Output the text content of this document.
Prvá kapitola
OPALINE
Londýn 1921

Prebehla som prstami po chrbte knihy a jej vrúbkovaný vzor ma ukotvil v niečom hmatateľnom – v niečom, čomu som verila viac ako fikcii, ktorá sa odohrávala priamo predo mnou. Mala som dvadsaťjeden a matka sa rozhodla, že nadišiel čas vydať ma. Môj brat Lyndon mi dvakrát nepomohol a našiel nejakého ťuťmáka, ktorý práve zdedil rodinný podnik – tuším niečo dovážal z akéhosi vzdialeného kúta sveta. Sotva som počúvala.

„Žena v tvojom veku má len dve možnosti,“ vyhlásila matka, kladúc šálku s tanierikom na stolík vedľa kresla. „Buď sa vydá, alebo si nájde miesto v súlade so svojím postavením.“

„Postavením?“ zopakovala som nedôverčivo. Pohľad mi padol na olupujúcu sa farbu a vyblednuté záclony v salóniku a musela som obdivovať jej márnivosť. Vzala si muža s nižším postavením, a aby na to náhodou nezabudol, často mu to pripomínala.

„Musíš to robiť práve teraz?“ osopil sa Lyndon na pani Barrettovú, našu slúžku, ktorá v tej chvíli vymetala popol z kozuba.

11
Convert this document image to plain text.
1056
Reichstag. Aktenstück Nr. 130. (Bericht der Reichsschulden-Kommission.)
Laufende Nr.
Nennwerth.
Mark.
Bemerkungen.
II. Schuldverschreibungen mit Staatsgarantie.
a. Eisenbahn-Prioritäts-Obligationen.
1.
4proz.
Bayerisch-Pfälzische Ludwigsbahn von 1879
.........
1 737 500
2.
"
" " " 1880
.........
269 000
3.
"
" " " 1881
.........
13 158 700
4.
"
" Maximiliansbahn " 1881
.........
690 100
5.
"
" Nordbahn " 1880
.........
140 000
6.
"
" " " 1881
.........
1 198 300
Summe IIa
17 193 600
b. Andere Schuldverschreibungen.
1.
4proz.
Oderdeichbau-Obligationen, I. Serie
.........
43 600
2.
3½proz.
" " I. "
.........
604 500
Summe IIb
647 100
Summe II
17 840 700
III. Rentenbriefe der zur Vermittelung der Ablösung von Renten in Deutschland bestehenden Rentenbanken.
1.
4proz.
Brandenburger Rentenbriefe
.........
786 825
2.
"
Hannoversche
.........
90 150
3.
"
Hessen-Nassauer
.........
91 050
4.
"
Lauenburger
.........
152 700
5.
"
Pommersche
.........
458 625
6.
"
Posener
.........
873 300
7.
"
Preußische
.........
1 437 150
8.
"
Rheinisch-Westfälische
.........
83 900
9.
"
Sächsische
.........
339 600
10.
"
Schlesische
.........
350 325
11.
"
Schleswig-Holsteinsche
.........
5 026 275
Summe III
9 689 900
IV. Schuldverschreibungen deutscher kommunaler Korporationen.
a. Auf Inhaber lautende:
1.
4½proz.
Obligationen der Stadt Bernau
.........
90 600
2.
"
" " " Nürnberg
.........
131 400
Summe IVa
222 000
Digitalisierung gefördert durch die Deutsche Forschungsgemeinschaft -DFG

---

Using the material above, print every entry exactly as written.

Output the text content of this document.
Prvá kapitola
OPALINE
Londýn 1921

Prebehla som prstami po chrbte knihy a jej vrúbkovaný vzor ma ukotvil v niečom hmatateľnom – v niečom, čomu som verila viac ako fikcii, ktorá sa odohrávala priamo predo mnou. Mala som dvadsaťjeden a matka sa rozhodla, že nadišiel čas vydať ma. Môj brat Lyndon mi dvakrát nepomohol a našiel nejakého ťuťmáka, ktorý práve zdedil rodinný podnik – tuším niečo dovážal z akéhosi vzdialeného kúta sveta. Sotva som počúvala.

„Žena v tvojom veku má len dve možnosti,“ vyhlásila matka, kladúc šálku s tanierikom na stolík vedľa kresla. „Buď sa vydá, alebo si nájde miesto v súlade so svojím postavením.“

„Postavením?“ zopakovala som nedôverčivo. Pohľad mi padol na olupujúcu sa farbu a vyblednuté záclony v salóniku a musela som obdivovať jej márnivosť. Vzala si muža s nižším postavením, a aby na to náhodou nezabudol, často mu to pripomínala.

„Musíš to robiť práve teraz?“ osopil sa Lyndon na pani Barrettovú, našu slúžku, ktorá v tej chvíli vymetala popol z kozuba.

11
Convert this document image to plain text.
1056
Reichstag. Aktenstück Nr. 130. (Bericht der Reichsschulden-Kommission.)
Laufende Nr.
Nennwerth.
Mark.
Bemerkungen.
II. Schuldverschreibungen mit Staatsgarantie.
a. Eisenbahn-Prioritäts-Obligationen.
1.
4proz.
Bayerisch-Pfälzische Ludwigsbahn von 1879
.........
1 737 500
2.
"
" " " 1880
.........
269 000
3.
"
" " " 1881
.........
13 158 700
4.
"
" Maximiliansbahn " 1881
.........
690 100
5.
"
" Nordbahn " 1880
.........
140 000
6.
"
" " " 1881
.........
1 198 300
Summe IIa
17 193 600
b. Andere Schuldverschreibungen.
1.
4proz.
Oderdeichbau-Obligationen, I. Serie
.........
43 600
2.
3½proz.
" " I. "
.........
604 500
Summe IIb
647 100
Summe II
17 840 700
III. Rentenbriefe der zur Vermittelung der Ablösung von Renten in Deutschland bestehenden Rentenbanken.
1.
4proz.
Brandenburger Rentenbriefe
.........
786 825
2.
"
Hannoversche
.........
90 150
3.
"
Hessen-Nassauer
.........
91 050
4.
"
Lauenburger
.........
152 700
5.
"
Pommersche
.........
458 625
6.
"
Posener
.........
873 300
7.
"
Preußische
.........
1 437 150
8.
"
Rheinisch-Westfälische
.........
83 900
9.
"
Sächsische
.........
339 600
10.
"
Schlesische
.........
350 325
11.
"
Schleswig-Holsteinsche
.........
5 026 275
Summe III
9 689 900
IV. Schuldverschreibungen deutscher kommunaler Korporationen.
a. Auf Inhaber lautende:
1.
4½proz.
Obligationen der Stadt Bernau
.........
90 600
2.
"
" " " Nürnberg
.........
131 400
Summe IVa
222 000
Digitalisierung gefördert durch die Deutsche Forschungsgemeinschaft -DFG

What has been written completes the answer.